**WHAT YOU SHOULD DO:** Retype all of the listing exactly, passing over any picture you find.

** begin PROVIDED MATERIAL **

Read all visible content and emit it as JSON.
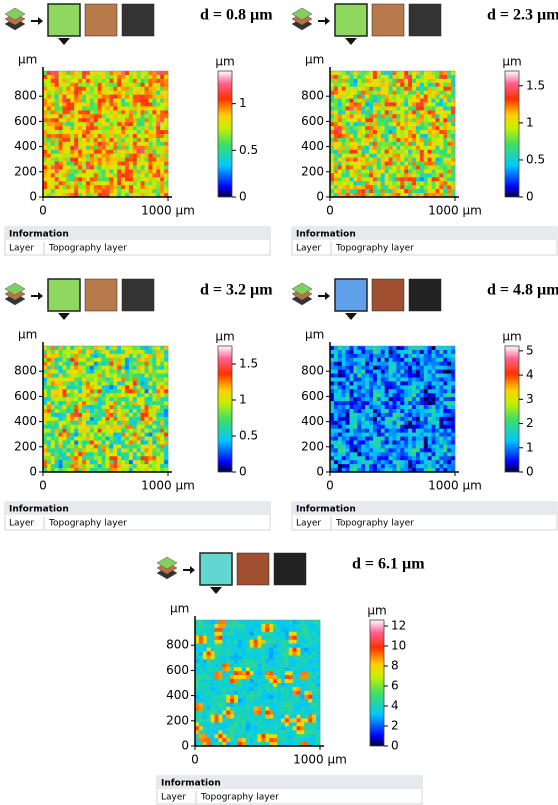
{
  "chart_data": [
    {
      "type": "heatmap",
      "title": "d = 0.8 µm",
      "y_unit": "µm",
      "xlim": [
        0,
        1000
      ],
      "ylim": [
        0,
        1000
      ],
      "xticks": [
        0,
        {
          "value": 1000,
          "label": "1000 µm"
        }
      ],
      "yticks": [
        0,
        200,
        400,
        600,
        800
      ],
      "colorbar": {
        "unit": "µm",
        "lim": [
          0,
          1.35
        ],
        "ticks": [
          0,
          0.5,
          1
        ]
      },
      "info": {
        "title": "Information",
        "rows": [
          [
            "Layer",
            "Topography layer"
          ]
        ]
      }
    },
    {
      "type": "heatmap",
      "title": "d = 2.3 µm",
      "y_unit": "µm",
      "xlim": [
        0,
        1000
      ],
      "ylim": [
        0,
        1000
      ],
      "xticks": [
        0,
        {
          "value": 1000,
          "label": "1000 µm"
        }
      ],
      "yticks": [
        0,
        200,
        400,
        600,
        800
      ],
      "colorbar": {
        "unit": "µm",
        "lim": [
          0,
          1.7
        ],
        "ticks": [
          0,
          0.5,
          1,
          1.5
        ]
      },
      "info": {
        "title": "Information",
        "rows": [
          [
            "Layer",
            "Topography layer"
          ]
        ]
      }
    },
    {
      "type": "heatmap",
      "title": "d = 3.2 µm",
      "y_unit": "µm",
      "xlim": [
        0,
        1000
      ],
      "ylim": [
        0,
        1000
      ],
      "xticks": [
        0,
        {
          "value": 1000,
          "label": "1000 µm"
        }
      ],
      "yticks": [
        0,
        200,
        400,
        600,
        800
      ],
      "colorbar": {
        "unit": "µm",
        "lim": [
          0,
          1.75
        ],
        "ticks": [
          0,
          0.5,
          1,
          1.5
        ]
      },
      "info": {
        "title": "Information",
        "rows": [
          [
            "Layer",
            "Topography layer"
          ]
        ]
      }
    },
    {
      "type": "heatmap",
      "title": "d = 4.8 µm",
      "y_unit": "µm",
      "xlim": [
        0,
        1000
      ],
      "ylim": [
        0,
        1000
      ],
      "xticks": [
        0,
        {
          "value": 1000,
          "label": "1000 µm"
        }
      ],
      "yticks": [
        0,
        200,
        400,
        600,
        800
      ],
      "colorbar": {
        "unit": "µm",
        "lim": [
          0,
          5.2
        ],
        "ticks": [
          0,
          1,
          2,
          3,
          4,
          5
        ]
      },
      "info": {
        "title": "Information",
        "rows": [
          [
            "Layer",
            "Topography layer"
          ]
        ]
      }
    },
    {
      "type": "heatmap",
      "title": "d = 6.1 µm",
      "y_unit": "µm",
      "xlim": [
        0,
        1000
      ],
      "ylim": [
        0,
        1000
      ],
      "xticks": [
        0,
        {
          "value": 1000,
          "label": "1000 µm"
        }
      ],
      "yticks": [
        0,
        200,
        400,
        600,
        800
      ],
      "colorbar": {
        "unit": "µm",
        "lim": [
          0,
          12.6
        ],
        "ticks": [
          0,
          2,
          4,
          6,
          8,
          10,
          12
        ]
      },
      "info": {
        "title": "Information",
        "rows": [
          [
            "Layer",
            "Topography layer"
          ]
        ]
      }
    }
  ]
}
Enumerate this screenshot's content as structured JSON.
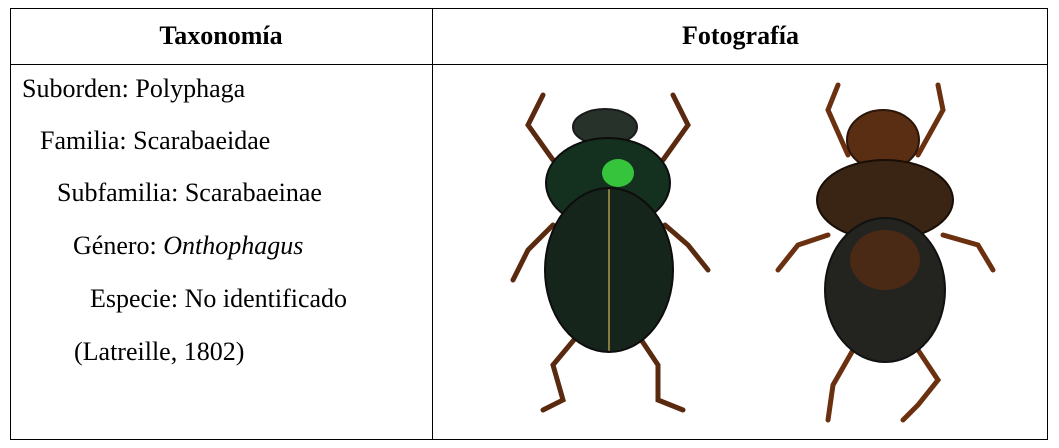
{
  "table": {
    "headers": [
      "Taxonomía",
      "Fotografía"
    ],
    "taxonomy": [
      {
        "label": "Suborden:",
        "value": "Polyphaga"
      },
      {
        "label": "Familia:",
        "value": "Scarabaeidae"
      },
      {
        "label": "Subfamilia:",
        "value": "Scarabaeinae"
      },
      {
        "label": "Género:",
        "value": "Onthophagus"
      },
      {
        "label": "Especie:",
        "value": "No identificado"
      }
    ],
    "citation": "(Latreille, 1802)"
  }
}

** end PROVIDED MATERIAL **

**RESULT FOR THIS EXERCISE:**
Read all visible content and emit it as JSON.
{
  "chart_data": [
    {
      "type": "heatmap",
      "title": "d = 0.8 µm",
      "y_unit": "µm",
      "xlim": [
        0,
        1000
      ],
      "ylim": [
        0,
        1000
      ],
      "xticks": [
        0,
        {
          "value": 1000,
          "label": "1000 µm"
        }
      ],
      "yticks": [
        0,
        200,
        400,
        600,
        800
      ],
      "colorbar": {
        "unit": "µm",
        "lim": [
          0,
          1.35
        ],
        "ticks": [
          0,
          0.5,
          1
        ]
      },
      "info": {
        "title": "Information",
        "rows": [
          [
            "Layer",
            "Topography layer"
          ]
        ]
      }
    },
    {
      "type": "heatmap",
      "title": "d = 2.3 µm",
      "y_unit": "µm",
      "xlim": [
        0,
        1000
      ],
      "ylim": [
        0,
        1000
      ],
      "xticks": [
        0,
        {
          "value": 1000,
          "label": "1000 µm"
        }
      ],
      "yticks": [
        0,
        200,
        400,
        600,
        800
      ],
      "colorbar": {
        "unit": "µm",
        "lim": [
          0,
          1.7
        ],
        "ticks": [
          0,
          0.5,
          1,
          1.5
        ]
      },
      "info": {
        "title": "Information",
        "rows": [
          [
            "Layer",
            "Topography layer"
          ]
        ]
      }
    },
    {
      "type": "heatmap",
      "title": "d = 3.2 µm",
      "y_unit": "µm",
      "xlim": [
        0,
        1000
      ],
      "ylim": [
        0,
        1000
      ],
      "xticks": [
        0,
        {
          "value": 1000,
          "label": "1000 µm"
        }
      ],
      "yticks": [
        0,
        200,
        400,
        600,
        800
      ],
      "colorbar": {
        "unit": "µm",
        "lim": [
          0,
          1.75
        ],
        "ticks": [
          0,
          0.5,
          1,
          1.5
        ]
      },
      "info": {
        "title": "Information",
        "rows": [
          [
            "Layer",
            "Topography layer"
          ]
        ]
      }
    },
    {
      "type": "heatmap",
      "title": "d = 4.8 µm",
      "y_unit": "µm",
      "xlim": [
        0,
        1000
      ],
      "ylim": [
        0,
        1000
      ],
      "xticks": [
        0,
        {
          "value": 1000,
          "label": "1000 µm"
        }
      ],
      "yticks": [
        0,
        200,
        400,
        600,
        800
      ],
      "colorbar": {
        "unit": "µm",
        "lim": [
          0,
          5.2
        ],
        "ticks": [
          0,
          1,
          2,
          3,
          4,
          5
        ]
      },
      "info": {
        "title": "Information",
        "rows": [
          [
            "Layer",
            "Topography layer"
          ]
        ]
      }
    },
    {
      "type": "heatmap",
      "title": "d = 6.1 µm",
      "y_unit": "µm",
      "xlim": [
        0,
        1000
      ],
      "ylim": [
        0,
        1000
      ],
      "xticks": [
        0,
        {
          "value": 1000,
          "label": "1000 µm"
        }
      ],
      "yticks": [
        0,
        200,
        400,
        600,
        800
      ],
      "colorbar": {
        "unit": "µm",
        "lim": [
          0,
          12.6
        ],
        "ticks": [
          0,
          2,
          4,
          6,
          8,
          10,
          12
        ]
      },
      "info": {
        "title": "Information",
        "rows": [
          [
            "Layer",
            "Topography layer"
          ]
        ]
      }
    }
  ]
}
Enumerate this screenshot's content as structured JSON.
{
  "table": {
    "headers": [
      "Taxonomía",
      "Fotografía"
    ],
    "taxonomy": [
      {
        "label": "Suborden:",
        "value": "Polyphaga"
      },
      {
        "label": "Familia:",
        "value": "Scarabaeidae"
      },
      {
        "label": "Subfamilia:",
        "value": "Scarabaeinae"
      },
      {
        "label": "Género:",
        "value": "Onthophagus"
      },
      {
        "label": "Especie:",
        "value": "No identificado"
      }
    ],
    "citation": "(Latreille, 1802)"
  }
}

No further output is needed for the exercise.